Task brief
Without the pictures, repeat the listing character for character.
══ Dataset records
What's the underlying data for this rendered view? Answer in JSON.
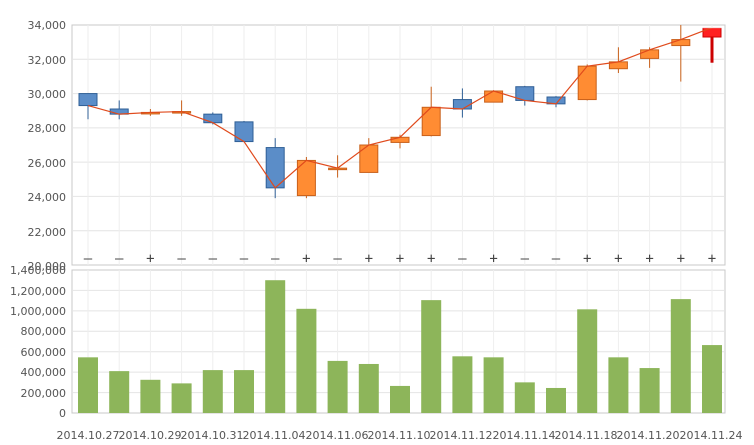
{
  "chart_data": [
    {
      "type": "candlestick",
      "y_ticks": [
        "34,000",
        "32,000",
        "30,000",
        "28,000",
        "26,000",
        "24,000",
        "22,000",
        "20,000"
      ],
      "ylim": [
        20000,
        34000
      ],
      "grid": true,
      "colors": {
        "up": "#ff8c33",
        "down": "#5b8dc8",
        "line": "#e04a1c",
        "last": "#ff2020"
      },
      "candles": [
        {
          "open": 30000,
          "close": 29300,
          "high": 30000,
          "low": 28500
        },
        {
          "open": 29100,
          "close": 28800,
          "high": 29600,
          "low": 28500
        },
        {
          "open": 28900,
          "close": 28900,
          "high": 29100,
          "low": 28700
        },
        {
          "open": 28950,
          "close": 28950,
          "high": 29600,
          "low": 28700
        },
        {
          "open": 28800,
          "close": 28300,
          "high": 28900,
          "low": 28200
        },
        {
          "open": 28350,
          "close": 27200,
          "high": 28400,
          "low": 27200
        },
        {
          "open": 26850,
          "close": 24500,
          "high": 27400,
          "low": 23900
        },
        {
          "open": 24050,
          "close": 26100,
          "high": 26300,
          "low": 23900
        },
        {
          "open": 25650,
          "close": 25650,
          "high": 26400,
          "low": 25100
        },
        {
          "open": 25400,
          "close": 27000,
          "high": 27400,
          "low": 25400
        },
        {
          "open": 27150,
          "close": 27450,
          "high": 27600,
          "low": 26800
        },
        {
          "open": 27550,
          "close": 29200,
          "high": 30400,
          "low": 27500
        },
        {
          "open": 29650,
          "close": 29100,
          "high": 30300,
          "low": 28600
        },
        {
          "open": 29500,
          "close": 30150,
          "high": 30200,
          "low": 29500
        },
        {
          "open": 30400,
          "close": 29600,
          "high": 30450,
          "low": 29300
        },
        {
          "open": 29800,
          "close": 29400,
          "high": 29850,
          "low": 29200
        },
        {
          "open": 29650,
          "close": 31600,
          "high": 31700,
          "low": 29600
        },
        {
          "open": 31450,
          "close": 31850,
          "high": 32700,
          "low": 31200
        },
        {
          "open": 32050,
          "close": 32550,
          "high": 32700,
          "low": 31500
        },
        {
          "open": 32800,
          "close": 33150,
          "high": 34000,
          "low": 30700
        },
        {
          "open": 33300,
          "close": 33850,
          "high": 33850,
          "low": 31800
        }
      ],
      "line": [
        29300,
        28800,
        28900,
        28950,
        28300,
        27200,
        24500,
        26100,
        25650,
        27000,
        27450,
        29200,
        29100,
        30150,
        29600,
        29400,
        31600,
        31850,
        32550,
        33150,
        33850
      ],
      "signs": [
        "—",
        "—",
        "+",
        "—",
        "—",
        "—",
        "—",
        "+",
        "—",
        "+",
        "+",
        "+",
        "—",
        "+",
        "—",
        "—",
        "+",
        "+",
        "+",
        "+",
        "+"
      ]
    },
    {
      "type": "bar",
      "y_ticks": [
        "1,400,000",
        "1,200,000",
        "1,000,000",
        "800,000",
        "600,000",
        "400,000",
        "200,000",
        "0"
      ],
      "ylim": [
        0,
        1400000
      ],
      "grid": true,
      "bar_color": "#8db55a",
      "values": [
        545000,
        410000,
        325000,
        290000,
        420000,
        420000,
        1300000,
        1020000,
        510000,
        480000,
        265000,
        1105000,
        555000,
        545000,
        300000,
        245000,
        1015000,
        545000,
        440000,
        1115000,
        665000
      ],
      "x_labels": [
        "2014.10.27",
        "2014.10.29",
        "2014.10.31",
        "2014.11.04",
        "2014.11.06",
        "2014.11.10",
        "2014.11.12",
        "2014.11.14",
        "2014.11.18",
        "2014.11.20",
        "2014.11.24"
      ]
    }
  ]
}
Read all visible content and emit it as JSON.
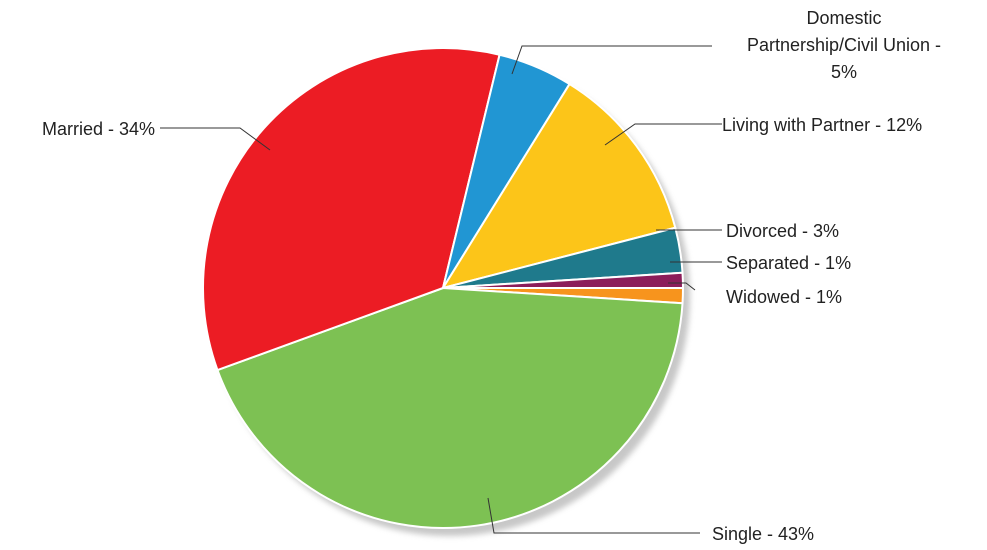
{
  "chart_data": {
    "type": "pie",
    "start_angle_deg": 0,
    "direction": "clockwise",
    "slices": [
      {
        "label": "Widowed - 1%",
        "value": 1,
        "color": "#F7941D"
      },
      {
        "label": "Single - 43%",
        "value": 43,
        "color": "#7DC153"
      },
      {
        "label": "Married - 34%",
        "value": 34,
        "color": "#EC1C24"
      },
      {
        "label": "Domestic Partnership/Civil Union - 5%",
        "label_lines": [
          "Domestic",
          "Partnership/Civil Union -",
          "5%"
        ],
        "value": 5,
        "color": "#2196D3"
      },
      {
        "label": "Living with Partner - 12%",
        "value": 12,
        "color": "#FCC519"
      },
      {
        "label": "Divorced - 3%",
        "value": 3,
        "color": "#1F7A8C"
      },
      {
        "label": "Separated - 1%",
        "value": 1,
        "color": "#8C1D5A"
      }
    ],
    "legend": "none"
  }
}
════
Result for this exercise
What's the underlying data for this rendered view? Answer in JSON.
{
  "chart_data": [
    {
      "type": "candlestick",
      "y_ticks": [
        "34,000",
        "32,000",
        "30,000",
        "28,000",
        "26,000",
        "24,000",
        "22,000",
        "20,000"
      ],
      "ylim": [
        20000,
        34000
      ],
      "grid": true,
      "colors": {
        "up": "#ff8c33",
        "down": "#5b8dc8",
        "line": "#e04a1c",
        "last": "#ff2020"
      },
      "candles": [
        {
          "open": 30000,
          "close": 29300,
          "high": 30000,
          "low": 28500
        },
        {
          "open": 29100,
          "close": 28800,
          "high": 29600,
          "low": 28500
        },
        {
          "open": 28900,
          "close": 28900,
          "high": 29100,
          "low": 28700
        },
        {
          "open": 28950,
          "close": 28950,
          "high": 29600,
          "low": 28700
        },
        {
          "open": 28800,
          "close": 28300,
          "high": 28900,
          "low": 28200
        },
        {
          "open": 28350,
          "close": 27200,
          "high": 28400,
          "low": 27200
        },
        {
          "open": 26850,
          "close": 24500,
          "high": 27400,
          "low": 23900
        },
        {
          "open": 24050,
          "close": 26100,
          "high": 26300,
          "low": 23900
        },
        {
          "open": 25650,
          "close": 25650,
          "high": 26400,
          "low": 25100
        },
        {
          "open": 25400,
          "close": 27000,
          "high": 27400,
          "low": 25400
        },
        {
          "open": 27150,
          "close": 27450,
          "high": 27600,
          "low": 26800
        },
        {
          "open": 27550,
          "close": 29200,
          "high": 30400,
          "low": 27500
        },
        {
          "open": 29650,
          "close": 29100,
          "high": 30300,
          "low": 28600
        },
        {
          "open": 29500,
          "close": 30150,
          "high": 30200,
          "low": 29500
        },
        {
          "open": 30400,
          "close": 29600,
          "high": 30450,
          "low": 29300
        },
        {
          "open": 29800,
          "close": 29400,
          "high": 29850,
          "low": 29200
        },
        {
          "open": 29650,
          "close": 31600,
          "high": 31700,
          "low": 29600
        },
        {
          "open": 31450,
          "close": 31850,
          "high": 32700,
          "low": 31200
        },
        {
          "open": 32050,
          "close": 32550,
          "high": 32700,
          "low": 31500
        },
        {
          "open": 32800,
          "close": 33150,
          "high": 34000,
          "low": 30700
        },
        {
          "open": 33300,
          "close": 33850,
          "high": 33850,
          "low": 31800
        }
      ],
      "line": [
        29300,
        28800,
        28900,
        28950,
        28300,
        27200,
        24500,
        26100,
        25650,
        27000,
        27450,
        29200,
        29100,
        30150,
        29600,
        29400,
        31600,
        31850,
        32550,
        33150,
        33850
      ],
      "signs": [
        "—",
        "—",
        "+",
        "—",
        "—",
        "—",
        "—",
        "+",
        "—",
        "+",
        "+",
        "+",
        "—",
        "+",
        "—",
        "—",
        "+",
        "+",
        "+",
        "+",
        "+"
      ]
    },
    {
      "type": "bar",
      "y_ticks": [
        "1,400,000",
        "1,200,000",
        "1,000,000",
        "800,000",
        "600,000",
        "400,000",
        "200,000",
        "0"
      ],
      "ylim": [
        0,
        1400000
      ],
      "grid": true,
      "bar_color": "#8db55a",
      "values": [
        545000,
        410000,
        325000,
        290000,
        420000,
        420000,
        1300000,
        1020000,
        510000,
        480000,
        265000,
        1105000,
        555000,
        545000,
        300000,
        245000,
        1015000,
        545000,
        440000,
        1115000,
        665000
      ],
      "x_labels": [
        "2014.10.27",
        "2014.10.29",
        "2014.10.31",
        "2014.11.04",
        "2014.11.06",
        "2014.11.10",
        "2014.11.12",
        "2014.11.14",
        "2014.11.18",
        "2014.11.20",
        "2014.11.24"
      ]
    }
  ]
}
Read all visible content and emit it as JSON.
{
  "chart_data": {
    "type": "pie",
    "start_angle_deg": 0,
    "direction": "clockwise",
    "slices": [
      {
        "label": "Widowed - 1%",
        "value": 1,
        "color": "#F7941D"
      },
      {
        "label": "Single - 43%",
        "value": 43,
        "color": "#7DC153"
      },
      {
        "label": "Married - 34%",
        "value": 34,
        "color": "#EC1C24"
      },
      {
        "label": "Domestic Partnership/Civil Union - 5%",
        "label_lines": [
          "Domestic",
          "Partnership/Civil Union -",
          "5%"
        ],
        "value": 5,
        "color": "#2196D3"
      },
      {
        "label": "Living with Partner - 12%",
        "value": 12,
        "color": "#FCC519"
      },
      {
        "label": "Divorced - 3%",
        "value": 3,
        "color": "#1F7A8C"
      },
      {
        "label": "Separated - 1%",
        "value": 1,
        "color": "#8C1D5A"
      }
    ],
    "legend": "none"
  }
}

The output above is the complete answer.